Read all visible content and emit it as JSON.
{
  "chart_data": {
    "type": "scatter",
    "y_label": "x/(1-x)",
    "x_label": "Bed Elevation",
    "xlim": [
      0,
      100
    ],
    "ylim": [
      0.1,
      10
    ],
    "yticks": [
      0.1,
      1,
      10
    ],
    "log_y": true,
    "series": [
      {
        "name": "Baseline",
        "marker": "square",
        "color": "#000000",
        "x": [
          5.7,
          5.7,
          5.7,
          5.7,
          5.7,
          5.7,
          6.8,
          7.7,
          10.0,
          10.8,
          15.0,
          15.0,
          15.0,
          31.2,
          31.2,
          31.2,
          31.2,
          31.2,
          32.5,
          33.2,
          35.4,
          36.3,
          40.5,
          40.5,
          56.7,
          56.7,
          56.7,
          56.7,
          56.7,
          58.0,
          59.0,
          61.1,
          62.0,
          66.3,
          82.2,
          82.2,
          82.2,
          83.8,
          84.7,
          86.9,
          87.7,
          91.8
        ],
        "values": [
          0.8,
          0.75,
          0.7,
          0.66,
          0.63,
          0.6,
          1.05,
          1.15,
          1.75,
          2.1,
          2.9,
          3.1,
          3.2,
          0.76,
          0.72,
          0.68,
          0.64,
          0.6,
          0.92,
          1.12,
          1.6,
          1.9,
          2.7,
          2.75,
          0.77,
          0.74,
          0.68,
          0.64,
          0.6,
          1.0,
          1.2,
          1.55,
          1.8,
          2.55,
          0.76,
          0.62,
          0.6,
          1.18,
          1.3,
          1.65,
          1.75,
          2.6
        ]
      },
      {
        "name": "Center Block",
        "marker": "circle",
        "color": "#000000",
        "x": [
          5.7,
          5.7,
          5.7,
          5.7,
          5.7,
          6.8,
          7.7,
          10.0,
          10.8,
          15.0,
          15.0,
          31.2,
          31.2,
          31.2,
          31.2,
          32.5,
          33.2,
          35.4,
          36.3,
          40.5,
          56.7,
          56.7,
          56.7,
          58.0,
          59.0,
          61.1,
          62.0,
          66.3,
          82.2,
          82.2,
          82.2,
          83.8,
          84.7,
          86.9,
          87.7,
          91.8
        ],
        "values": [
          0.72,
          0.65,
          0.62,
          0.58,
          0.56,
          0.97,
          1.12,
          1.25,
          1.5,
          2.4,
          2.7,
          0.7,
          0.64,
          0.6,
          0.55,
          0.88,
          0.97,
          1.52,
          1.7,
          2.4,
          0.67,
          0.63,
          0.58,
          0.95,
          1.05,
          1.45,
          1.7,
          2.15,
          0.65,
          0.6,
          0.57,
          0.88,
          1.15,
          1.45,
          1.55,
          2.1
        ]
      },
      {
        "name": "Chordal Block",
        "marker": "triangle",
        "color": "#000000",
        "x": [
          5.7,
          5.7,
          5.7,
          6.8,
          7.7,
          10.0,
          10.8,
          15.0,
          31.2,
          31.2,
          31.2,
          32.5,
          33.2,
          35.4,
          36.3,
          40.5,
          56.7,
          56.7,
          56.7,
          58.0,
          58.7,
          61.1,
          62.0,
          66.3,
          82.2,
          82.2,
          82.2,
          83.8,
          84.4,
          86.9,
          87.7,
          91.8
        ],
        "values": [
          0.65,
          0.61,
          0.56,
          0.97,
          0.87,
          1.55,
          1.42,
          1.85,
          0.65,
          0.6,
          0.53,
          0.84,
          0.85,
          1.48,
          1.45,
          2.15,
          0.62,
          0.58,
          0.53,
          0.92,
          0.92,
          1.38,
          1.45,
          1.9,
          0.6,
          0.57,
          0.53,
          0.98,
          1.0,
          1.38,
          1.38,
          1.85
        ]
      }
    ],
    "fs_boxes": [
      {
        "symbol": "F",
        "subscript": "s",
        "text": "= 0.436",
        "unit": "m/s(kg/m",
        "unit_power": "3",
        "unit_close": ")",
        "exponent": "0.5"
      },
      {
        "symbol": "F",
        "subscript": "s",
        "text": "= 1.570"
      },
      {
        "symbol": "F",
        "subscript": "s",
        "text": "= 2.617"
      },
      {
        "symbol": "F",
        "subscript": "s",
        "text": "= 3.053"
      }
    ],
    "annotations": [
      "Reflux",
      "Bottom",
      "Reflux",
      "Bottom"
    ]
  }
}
§
**Instructions to follow**: Wherever the string "Block" appears in the entries above, list that line.

**The solution**:
        "name": "Center Block",
        "name": "Chordal Block",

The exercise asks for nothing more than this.